| PROBLEM DESCRIPTION |
Look through the listing below and work out how many of its lines hold the word "Gold". Give only the number.

* Start GIVEN INFORMATION *

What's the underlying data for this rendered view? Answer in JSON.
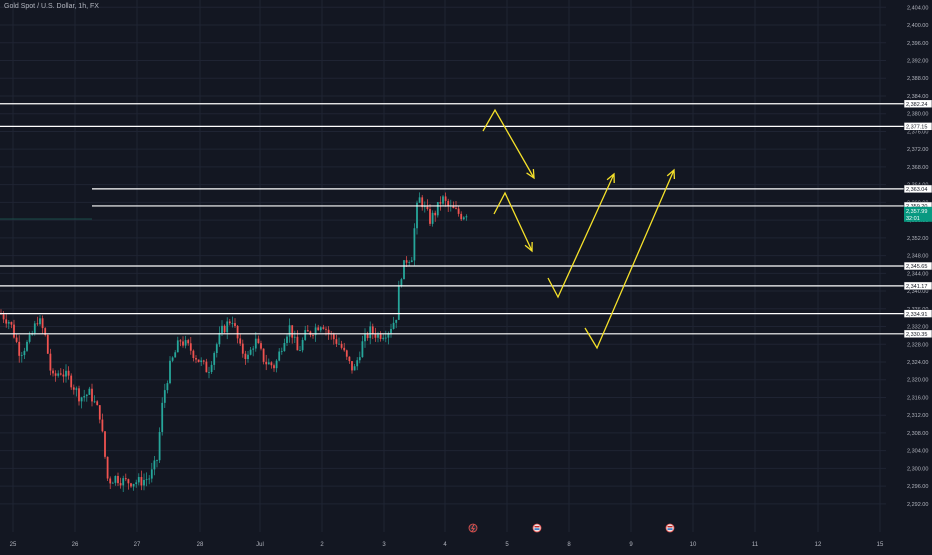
{
  "title": "Gold Spot / U.S. Dollar, 1h, FX",
  "colors": {
    "background": "#131722",
    "up": "#26a69a",
    "down": "#ef5350",
    "level_line": "#ffffff",
    "arrow": "#f5e12a",
    "current_price_bg": "#089981",
    "axis_text": "#b2b5be",
    "grid": "#1f2433"
  },
  "chart_data": {
    "type": "candlestick",
    "title": "Gold Spot / U.S. Dollar, 1h, FX",
    "y_axis": {
      "position": "right",
      "range": [
        2288,
        2404
      ],
      "ticks": [
        "2,292.00",
        "2,296.00",
        "2,300.00",
        "2,304.00",
        "2,308.00",
        "2,312.00",
        "2,316.00",
        "2,320.00",
        "2,324.00",
        "2,328.00",
        "2,332.00",
        "2,336.00",
        "2,340.00",
        "2,344.00",
        "2,348.00",
        "2,352.00",
        "2,356.00",
        "2,360.00",
        "2,364.00",
        "2,368.00",
        "2,372.00",
        "2,376.00",
        "2,380.00",
        "2,384.00",
        "2,388.00",
        "2,392.00",
        "2,396.00",
        "2,400.00",
        "2,404.00"
      ]
    },
    "x_axis": {
      "labels": [
        "25",
        "26",
        "27",
        "28",
        "Jul",
        "2",
        "3",
        "4",
        "5",
        "8",
        "9",
        "10",
        "11",
        "12",
        "15"
      ]
    },
    "horizontal_levels": [
      {
        "value": 2382.24,
        "label": "2,382.24"
      },
      {
        "value": 2377.15,
        "label": "2,377.15"
      },
      {
        "value": 2363.04,
        "label": "2,363.04"
      },
      {
        "value": 2359.2,
        "label": "2,359.20"
      },
      {
        "value": 2345.65,
        "label": "2,345.65"
      },
      {
        "value": 2341.17,
        "label": "2,341.17"
      },
      {
        "value": 2334.91,
        "label": "2,334.91"
      },
      {
        "value": 2330.35,
        "label": "2,330.35"
      }
    ],
    "current_price": {
      "value": 2357.99,
      "label": "2,357.99",
      "countdown": "32:01"
    },
    "grid": true,
    "event_markers": [
      "lightning",
      "flag",
      "flag"
    ]
  }
}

* End GIVEN INFORMATION *

| ANSWER TO THE PROBLEM |
2